Task prompt
For the data below, work out how many lines include the string "Wybierz" and report only the number.

(Data items)

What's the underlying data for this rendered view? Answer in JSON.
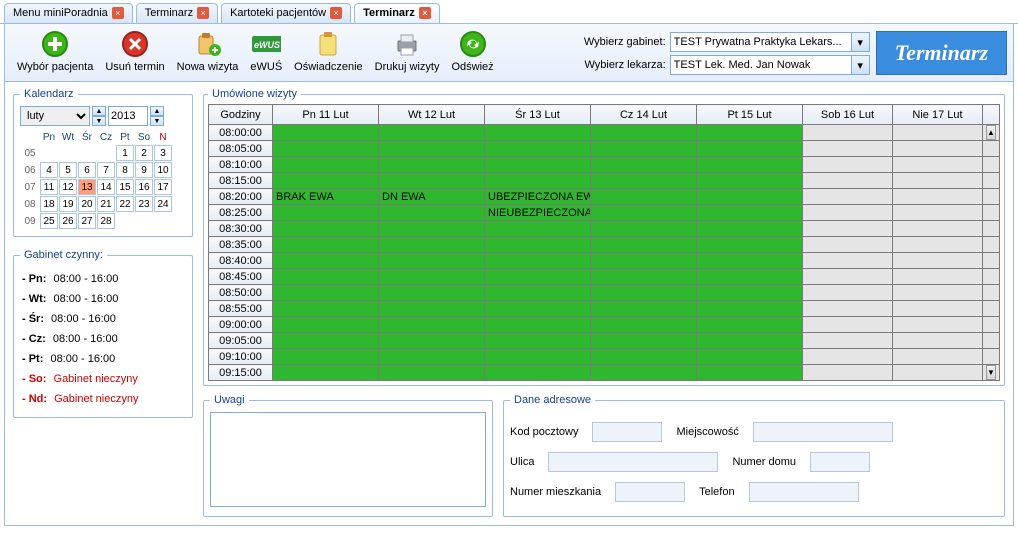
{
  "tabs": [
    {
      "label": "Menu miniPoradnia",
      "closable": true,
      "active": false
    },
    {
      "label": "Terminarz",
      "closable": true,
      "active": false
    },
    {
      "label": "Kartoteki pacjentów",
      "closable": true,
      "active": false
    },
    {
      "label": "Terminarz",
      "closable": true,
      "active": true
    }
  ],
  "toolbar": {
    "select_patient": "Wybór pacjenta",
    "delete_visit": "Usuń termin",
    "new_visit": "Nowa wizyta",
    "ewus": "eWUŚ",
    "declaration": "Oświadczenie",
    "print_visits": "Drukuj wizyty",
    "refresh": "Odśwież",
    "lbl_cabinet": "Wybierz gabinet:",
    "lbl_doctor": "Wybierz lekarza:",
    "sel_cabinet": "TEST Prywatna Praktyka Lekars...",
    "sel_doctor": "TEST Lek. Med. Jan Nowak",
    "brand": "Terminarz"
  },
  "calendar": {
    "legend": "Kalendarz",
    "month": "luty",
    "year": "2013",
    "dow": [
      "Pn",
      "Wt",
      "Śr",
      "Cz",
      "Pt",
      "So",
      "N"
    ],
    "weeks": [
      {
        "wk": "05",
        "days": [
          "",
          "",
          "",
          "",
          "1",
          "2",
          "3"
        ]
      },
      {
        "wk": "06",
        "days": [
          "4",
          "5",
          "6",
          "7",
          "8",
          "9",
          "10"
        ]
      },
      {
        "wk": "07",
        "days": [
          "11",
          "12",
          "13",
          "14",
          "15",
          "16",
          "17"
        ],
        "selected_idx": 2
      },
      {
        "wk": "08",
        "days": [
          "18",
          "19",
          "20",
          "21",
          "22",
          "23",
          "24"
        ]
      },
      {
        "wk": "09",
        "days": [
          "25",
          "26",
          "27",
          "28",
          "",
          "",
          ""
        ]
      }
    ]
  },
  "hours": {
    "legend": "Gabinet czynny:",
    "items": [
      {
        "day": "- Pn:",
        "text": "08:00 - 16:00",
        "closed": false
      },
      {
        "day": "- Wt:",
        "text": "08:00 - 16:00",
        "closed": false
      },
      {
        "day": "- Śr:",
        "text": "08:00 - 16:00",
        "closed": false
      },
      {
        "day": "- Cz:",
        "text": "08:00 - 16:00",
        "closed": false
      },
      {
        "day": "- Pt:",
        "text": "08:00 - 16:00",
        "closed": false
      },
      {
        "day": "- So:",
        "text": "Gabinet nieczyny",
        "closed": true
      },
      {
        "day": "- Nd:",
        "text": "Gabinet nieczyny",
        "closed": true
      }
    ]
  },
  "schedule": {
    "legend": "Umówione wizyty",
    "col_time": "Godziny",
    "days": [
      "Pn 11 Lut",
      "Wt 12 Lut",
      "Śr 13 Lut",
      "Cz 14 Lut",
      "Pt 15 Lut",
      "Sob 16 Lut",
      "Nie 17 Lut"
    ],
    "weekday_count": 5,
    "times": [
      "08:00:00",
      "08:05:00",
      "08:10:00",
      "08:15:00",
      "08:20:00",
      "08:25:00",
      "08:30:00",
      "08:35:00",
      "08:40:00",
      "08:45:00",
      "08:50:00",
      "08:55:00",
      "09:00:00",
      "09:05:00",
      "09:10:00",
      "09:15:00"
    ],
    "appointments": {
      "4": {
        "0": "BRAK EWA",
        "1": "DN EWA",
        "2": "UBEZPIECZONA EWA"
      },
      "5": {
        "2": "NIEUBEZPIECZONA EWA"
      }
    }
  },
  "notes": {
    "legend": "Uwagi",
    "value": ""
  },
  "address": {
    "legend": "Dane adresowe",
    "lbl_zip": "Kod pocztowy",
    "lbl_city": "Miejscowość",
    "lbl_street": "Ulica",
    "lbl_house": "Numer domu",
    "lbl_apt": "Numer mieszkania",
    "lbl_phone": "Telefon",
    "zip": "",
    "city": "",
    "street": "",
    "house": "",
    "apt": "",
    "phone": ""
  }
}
--
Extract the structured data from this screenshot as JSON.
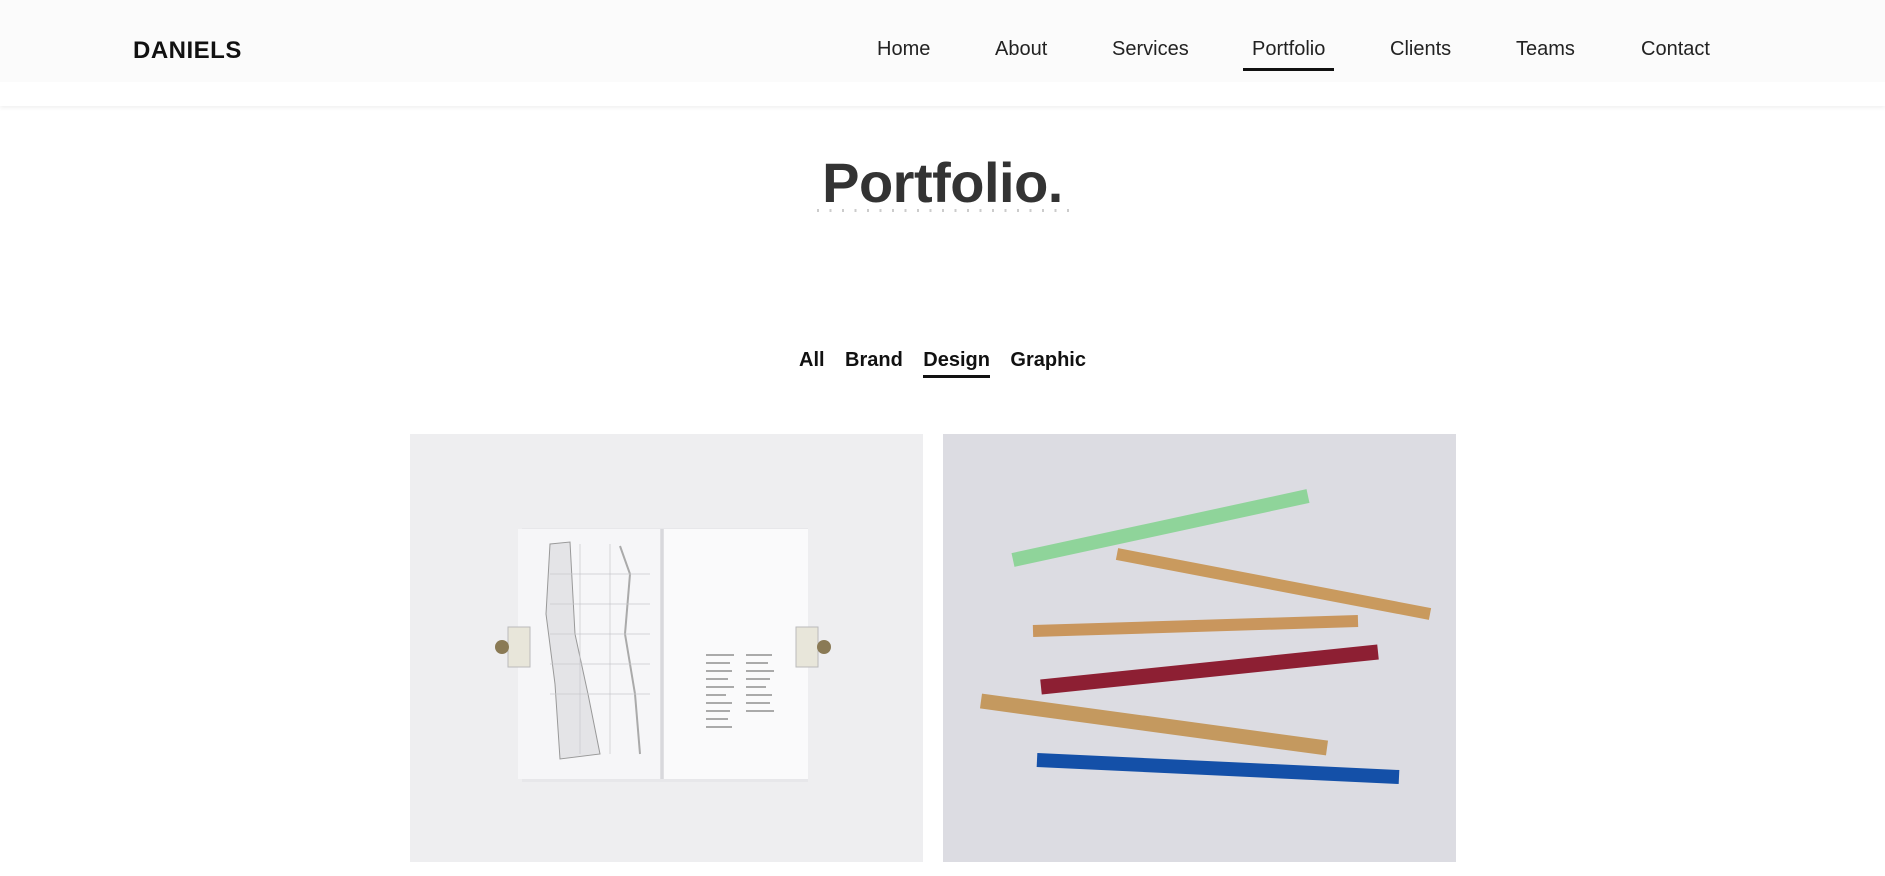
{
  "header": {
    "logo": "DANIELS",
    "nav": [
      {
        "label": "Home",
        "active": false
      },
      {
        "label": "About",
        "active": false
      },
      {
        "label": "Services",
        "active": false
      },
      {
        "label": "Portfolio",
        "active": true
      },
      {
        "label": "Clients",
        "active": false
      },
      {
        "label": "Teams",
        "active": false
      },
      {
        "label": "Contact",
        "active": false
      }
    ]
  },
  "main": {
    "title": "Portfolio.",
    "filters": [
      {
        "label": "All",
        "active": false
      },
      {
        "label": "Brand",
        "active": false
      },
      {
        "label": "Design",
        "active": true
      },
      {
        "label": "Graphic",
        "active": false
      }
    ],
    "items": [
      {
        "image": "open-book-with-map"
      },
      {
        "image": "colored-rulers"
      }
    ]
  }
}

Answer below
2